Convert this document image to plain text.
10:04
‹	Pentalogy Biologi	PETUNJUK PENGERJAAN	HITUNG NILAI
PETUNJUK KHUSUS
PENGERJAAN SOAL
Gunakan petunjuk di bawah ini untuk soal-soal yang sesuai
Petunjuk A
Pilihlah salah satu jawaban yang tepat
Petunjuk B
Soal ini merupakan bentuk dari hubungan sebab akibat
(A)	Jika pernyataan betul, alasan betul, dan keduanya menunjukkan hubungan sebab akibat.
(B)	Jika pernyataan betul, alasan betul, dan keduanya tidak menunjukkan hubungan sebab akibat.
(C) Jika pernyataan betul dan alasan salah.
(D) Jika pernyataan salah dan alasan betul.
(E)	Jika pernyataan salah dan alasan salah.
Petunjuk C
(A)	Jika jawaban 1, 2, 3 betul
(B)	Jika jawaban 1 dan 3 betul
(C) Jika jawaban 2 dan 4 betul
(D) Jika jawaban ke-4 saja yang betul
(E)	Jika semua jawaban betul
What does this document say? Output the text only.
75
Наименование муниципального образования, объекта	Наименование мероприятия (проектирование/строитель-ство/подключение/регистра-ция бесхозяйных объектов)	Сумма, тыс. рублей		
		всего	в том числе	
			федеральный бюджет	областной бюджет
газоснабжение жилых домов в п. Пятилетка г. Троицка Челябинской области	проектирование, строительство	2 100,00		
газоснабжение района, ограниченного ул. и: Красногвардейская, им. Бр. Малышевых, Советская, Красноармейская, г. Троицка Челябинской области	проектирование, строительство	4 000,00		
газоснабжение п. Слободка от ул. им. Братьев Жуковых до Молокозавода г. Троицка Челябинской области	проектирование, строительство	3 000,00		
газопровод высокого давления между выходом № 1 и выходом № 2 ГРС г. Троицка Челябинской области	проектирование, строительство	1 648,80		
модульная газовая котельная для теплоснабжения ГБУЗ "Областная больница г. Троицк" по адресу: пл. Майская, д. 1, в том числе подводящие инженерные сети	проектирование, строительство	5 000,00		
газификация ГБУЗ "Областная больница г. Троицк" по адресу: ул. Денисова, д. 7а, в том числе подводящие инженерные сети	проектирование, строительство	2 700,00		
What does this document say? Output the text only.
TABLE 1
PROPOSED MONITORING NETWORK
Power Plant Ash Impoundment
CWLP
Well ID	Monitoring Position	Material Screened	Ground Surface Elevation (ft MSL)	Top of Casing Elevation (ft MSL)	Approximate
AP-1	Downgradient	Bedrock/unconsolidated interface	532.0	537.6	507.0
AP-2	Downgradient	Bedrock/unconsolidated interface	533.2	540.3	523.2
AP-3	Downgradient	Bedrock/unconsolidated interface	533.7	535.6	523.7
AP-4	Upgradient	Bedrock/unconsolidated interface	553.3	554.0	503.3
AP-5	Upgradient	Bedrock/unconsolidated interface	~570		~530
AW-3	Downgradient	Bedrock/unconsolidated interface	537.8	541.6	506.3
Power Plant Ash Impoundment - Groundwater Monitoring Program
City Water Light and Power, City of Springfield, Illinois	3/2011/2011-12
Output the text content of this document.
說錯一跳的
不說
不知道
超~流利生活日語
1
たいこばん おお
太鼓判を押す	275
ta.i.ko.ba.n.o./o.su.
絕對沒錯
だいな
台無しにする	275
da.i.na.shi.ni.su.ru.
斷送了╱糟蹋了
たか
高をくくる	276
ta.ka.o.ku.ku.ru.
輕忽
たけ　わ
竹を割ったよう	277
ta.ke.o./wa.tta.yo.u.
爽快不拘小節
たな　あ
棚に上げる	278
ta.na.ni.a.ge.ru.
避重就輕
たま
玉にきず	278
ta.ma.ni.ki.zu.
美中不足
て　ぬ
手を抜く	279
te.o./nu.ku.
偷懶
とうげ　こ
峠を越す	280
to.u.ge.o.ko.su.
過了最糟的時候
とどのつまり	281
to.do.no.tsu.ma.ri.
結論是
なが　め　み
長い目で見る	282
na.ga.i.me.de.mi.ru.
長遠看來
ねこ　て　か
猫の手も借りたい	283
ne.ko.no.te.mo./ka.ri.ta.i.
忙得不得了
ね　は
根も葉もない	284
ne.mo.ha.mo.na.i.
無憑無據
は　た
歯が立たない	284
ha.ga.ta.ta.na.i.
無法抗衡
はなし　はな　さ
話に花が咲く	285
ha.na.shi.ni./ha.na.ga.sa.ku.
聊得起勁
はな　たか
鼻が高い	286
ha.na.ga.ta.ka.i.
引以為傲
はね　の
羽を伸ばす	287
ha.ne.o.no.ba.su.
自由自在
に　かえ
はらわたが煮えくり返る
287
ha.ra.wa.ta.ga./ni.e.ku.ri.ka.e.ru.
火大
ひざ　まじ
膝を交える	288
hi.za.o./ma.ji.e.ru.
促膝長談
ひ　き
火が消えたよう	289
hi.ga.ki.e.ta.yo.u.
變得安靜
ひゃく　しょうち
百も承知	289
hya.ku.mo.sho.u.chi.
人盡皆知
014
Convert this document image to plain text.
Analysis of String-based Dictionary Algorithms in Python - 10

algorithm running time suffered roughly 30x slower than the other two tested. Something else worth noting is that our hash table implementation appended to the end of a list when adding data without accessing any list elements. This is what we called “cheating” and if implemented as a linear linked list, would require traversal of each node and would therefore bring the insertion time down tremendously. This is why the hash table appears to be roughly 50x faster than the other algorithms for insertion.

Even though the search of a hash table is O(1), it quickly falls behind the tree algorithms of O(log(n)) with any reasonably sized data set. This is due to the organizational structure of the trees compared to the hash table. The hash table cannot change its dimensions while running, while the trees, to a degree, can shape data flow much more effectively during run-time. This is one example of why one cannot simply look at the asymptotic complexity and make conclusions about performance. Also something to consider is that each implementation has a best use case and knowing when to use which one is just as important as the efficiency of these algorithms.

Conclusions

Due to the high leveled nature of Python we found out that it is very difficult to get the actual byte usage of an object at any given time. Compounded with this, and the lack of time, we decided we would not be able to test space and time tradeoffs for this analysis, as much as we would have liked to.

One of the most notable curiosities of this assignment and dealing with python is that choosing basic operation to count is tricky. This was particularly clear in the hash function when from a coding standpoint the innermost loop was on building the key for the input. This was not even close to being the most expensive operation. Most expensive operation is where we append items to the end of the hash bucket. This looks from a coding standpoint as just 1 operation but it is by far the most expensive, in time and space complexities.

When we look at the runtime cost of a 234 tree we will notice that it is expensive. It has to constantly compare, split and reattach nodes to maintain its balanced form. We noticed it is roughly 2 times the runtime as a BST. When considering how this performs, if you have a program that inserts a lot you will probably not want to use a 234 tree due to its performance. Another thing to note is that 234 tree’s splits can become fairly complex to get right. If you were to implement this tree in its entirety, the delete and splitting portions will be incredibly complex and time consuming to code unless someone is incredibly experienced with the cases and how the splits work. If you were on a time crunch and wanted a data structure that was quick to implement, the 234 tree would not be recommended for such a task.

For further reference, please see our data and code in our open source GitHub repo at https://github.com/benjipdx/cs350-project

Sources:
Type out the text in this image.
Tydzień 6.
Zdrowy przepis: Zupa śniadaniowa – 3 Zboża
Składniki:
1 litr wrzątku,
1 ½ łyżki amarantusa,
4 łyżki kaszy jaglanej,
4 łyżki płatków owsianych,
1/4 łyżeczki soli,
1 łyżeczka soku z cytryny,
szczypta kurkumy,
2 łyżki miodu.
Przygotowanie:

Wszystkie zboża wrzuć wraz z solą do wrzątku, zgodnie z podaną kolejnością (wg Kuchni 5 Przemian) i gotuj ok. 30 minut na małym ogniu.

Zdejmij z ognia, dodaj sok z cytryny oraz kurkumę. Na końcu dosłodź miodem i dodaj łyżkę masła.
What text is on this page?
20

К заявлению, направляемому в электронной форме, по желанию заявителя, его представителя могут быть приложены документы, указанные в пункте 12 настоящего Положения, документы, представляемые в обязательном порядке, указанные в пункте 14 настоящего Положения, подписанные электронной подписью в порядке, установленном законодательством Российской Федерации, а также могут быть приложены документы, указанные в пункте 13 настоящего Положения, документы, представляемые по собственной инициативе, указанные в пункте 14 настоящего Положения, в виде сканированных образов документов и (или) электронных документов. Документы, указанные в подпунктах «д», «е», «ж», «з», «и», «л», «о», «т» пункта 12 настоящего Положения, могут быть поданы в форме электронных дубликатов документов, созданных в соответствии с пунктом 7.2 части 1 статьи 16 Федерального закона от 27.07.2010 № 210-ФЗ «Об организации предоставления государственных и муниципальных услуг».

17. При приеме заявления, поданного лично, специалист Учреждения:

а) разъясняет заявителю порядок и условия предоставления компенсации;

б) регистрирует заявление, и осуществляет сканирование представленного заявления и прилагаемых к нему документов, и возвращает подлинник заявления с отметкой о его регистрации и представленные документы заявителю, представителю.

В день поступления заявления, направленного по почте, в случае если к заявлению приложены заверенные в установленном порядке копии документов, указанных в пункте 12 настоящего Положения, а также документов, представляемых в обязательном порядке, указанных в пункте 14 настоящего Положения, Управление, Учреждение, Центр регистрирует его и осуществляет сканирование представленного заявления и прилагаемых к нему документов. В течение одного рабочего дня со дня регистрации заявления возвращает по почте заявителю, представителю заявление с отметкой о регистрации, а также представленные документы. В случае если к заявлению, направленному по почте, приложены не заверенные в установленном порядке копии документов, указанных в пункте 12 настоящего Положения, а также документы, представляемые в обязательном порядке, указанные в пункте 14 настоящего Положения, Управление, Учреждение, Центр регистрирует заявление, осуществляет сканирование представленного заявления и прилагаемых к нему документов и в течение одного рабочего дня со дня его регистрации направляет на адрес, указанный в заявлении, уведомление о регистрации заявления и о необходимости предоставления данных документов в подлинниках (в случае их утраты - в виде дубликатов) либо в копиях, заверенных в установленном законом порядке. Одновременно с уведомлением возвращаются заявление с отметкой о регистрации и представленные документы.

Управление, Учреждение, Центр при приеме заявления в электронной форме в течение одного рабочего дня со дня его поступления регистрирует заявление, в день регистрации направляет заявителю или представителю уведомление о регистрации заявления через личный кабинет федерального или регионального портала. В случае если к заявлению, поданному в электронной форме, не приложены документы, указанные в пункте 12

————————

=== AIM ===
Say how many lines above contain the string "betul". Answer with the number only.

=== PROBLEM SOLUTION ===
9